*What the task asks*
Quote the records that follow in full, leaving the pictures out.

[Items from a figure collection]
- - -
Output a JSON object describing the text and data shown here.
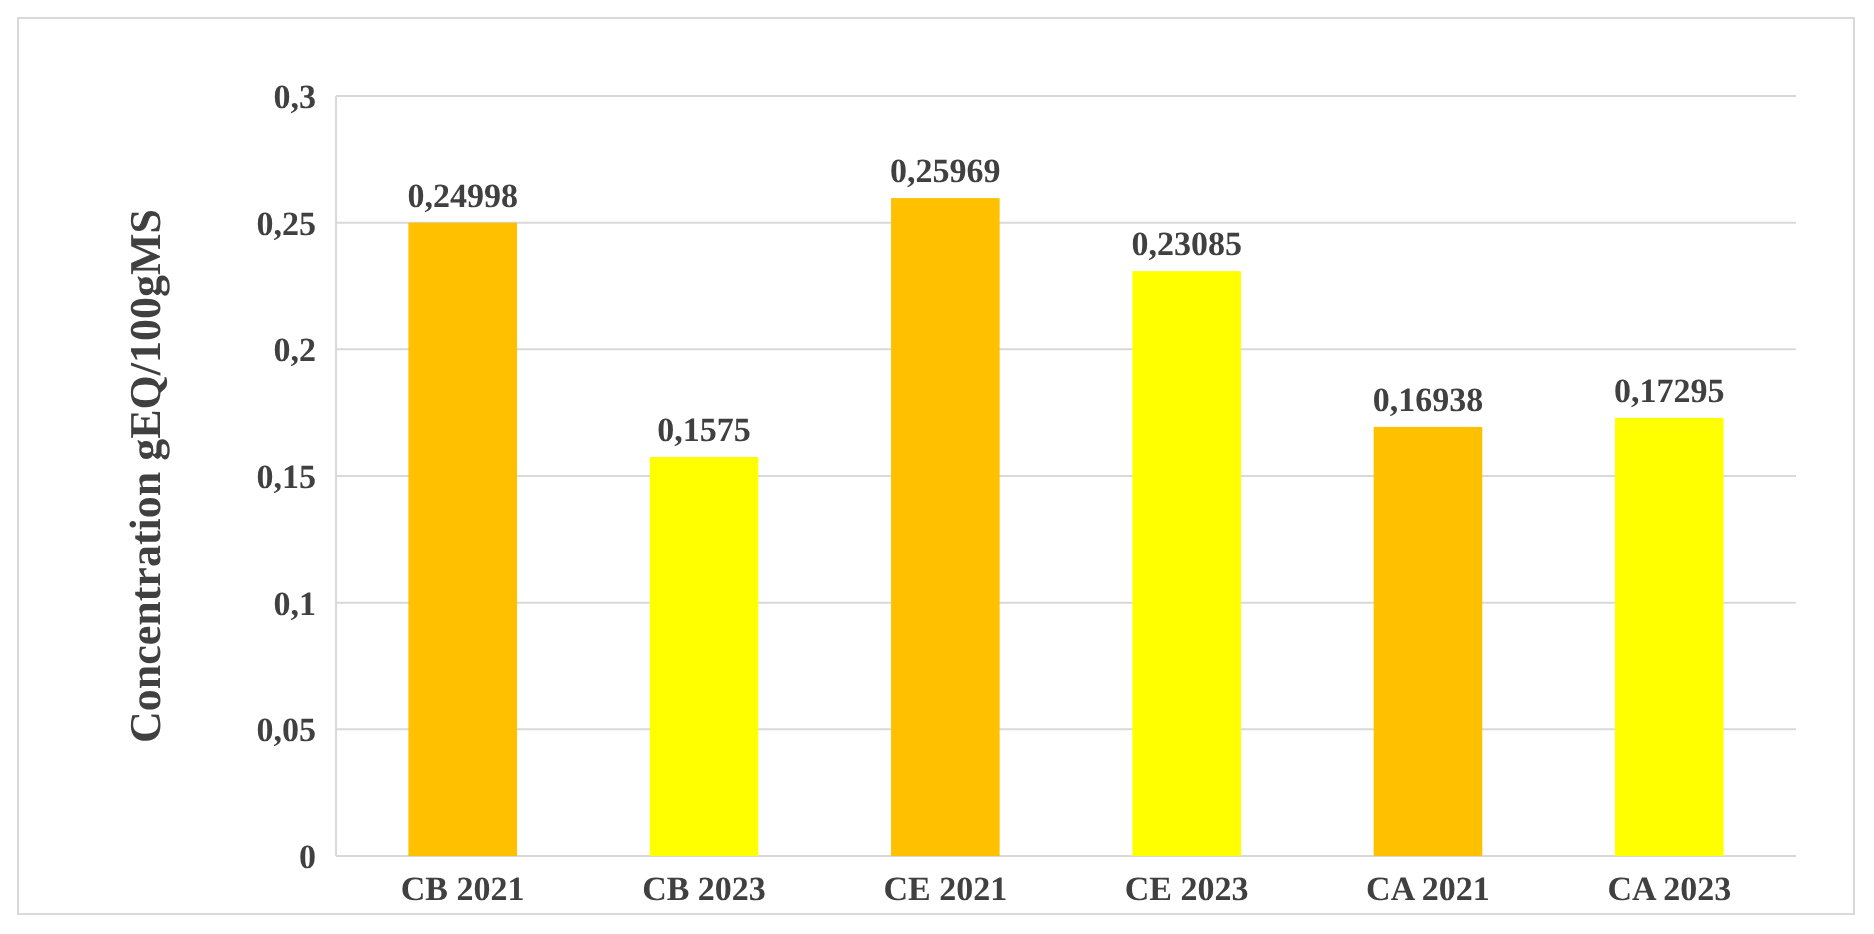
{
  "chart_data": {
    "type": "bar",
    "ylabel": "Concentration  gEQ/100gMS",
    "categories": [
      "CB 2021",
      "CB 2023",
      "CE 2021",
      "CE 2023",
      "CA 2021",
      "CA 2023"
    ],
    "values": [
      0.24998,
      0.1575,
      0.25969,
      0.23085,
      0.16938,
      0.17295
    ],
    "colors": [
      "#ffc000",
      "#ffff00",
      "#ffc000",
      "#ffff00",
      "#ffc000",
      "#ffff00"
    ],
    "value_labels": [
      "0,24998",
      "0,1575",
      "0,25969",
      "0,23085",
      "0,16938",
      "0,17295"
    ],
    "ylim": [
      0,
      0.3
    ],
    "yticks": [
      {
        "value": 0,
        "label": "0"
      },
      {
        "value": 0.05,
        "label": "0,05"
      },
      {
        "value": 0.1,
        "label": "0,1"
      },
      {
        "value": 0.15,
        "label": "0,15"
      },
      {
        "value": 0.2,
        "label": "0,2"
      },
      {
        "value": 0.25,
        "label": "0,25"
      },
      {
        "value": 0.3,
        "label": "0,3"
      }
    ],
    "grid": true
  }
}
- - -
*Result for this task*
Output a JSON object describing the text and data shown here.
{
  "chart_data": {
    "type": "bar",
    "ylabel": "Concentration  gEQ/100gMS",
    "categories": [
      "CB 2021",
      "CB 2023",
      "CE 2021",
      "CE 2023",
      "CA 2021",
      "CA 2023"
    ],
    "values": [
      0.24998,
      0.1575,
      0.25969,
      0.23085,
      0.16938,
      0.17295
    ],
    "colors": [
      "#ffc000",
      "#ffff00",
      "#ffc000",
      "#ffff00",
      "#ffc000",
      "#ffff00"
    ],
    "value_labels": [
      "0,24998",
      "0,1575",
      "0,25969",
      "0,23085",
      "0,16938",
      "0,17295"
    ],
    "ylim": [
      0,
      0.3
    ],
    "yticks": [
      {
        "value": 0,
        "label": "0"
      },
      {
        "value": 0.05,
        "label": "0,05"
      },
      {
        "value": 0.1,
        "label": "0,1"
      },
      {
        "value": 0.15,
        "label": "0,15"
      },
      {
        "value": 0.2,
        "label": "0,2"
      },
      {
        "value": 0.25,
        "label": "0,25"
      },
      {
        "value": 0.3,
        "label": "0,3"
      }
    ],
    "grid": true
  }
}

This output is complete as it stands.